***** DATA SECTION

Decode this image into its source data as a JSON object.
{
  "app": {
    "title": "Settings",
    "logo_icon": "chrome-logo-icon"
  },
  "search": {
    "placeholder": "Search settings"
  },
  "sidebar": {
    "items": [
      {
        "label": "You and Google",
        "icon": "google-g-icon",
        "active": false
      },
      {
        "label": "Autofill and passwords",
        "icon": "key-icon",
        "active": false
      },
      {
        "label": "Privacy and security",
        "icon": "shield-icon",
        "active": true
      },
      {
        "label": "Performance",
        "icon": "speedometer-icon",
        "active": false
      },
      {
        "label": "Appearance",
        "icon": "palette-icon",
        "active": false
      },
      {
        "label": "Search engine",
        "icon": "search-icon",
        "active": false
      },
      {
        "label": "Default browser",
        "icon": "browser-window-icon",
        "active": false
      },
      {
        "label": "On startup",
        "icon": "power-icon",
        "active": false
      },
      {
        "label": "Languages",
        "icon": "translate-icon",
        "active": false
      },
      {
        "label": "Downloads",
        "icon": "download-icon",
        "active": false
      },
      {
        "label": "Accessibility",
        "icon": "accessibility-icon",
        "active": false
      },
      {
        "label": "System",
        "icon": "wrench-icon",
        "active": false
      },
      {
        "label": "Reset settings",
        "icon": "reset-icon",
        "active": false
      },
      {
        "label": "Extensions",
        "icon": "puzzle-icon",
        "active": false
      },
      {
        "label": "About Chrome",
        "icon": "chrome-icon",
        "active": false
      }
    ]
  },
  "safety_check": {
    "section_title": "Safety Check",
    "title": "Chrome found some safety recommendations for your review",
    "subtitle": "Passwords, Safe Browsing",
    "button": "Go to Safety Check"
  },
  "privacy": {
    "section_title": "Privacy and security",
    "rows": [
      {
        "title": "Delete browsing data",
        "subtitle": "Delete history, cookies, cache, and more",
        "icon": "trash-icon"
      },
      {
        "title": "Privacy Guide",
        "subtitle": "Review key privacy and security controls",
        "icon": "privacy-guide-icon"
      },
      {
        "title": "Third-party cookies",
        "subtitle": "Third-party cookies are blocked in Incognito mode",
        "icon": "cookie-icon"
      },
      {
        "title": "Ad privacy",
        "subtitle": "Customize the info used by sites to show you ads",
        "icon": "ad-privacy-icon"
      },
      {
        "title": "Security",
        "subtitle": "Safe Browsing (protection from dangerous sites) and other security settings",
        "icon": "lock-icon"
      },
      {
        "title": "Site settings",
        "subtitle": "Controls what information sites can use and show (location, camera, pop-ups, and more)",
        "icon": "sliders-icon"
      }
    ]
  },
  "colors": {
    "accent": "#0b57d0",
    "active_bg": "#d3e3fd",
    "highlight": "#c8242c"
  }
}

**********

== SHORT EXERCISE ==
Quote the whole listing above, leaving nothing out.

== EXERCISE OUTPUT ==
Decode this image into its source data as a JSON object.
{
  "app": {
    "title": "Settings",
    "logo_icon": "chrome-logo-icon"
  },
  "search": {
    "placeholder": "Search settings"
  },
  "sidebar": {
    "items": [
      {
        "label": "You and Google",
        "icon": "google-g-icon",
        "active": false
      },
      {
        "label": "Autofill and passwords",
        "icon": "key-icon",
        "active": false
      },
      {
        "label": "Privacy and security",
        "icon": "shield-icon",
        "active": true
      },
      {
        "label": "Performance",
        "icon": "speedometer-icon",
        "active": false
      },
      {
        "label": "Appearance",
        "icon": "palette-icon",
        "active": false
      },
      {
        "label": "Search engine",
        "icon": "search-icon",
        "active": false
      },
      {
        "label": "Default browser",
        "icon": "browser-window-icon",
        "active": false
      },
      {
        "label": "On startup",
        "icon": "power-icon",
        "active": false
      },
      {
        "label": "Languages",
        "icon": "translate-icon",
        "active": false
      },
      {
        "label": "Downloads",
        "icon": "download-icon",
        "active": false
      },
      {
        "label": "Accessibility",
        "icon": "accessibility-icon",
        "active": false
      },
      {
        "label": "System",
        "icon": "wrench-icon",
        "active": false
      },
      {
        "label": "Reset settings",
        "icon": "reset-icon",
        "active": false
      },
      {
        "label": "Extensions",
        "icon": "puzzle-icon",
        "active": false
      },
      {
        "label": "About Chrome",
        "icon": "chrome-icon",
        "active": false
      }
    ]
  },
  "safety_check": {
    "section_title": "Safety Check",
    "title": "Chrome found some safety recommendations for your review",
    "subtitle": "Passwords, Safe Browsing",
    "button": "Go to Safety Check"
  },
  "privacy": {
    "section_title": "Privacy and security",
    "rows": [
      {
        "title": "Delete browsing data",
        "subtitle": "Delete history, cookies, cache, and more",
        "icon": "trash-icon"
      },
      {
        "title": "Privacy Guide",
        "subtitle": "Review key privacy and security controls",
        "icon": "privacy-guide-icon"
      },
      {
        "title": "Third-party cookies",
        "subtitle": "Third-party cookies are blocked in Incognito mode",
        "icon": "cookie-icon"
      },
      {
        "title": "Ad privacy",
        "subtitle": "Customize the info used by sites to show you ads",
        "icon": "ad-privacy-icon"
      },
      {
        "title": "Security",
        "subtitle": "Safe Browsing (protection from dangerous sites) and other security settings",
        "icon": "lock-icon"
      },
      {
        "title": "Site settings",
        "subtitle": "Controls what information sites can use and show (location, camera, pop-ups, and more)",
        "icon": "sliders-icon"
      }
    ]
  },
  "colors": {
    "accent": "#0b57d0",
    "active_bg": "#d3e3fd",
    "highlight": "#c8242c"
  }
}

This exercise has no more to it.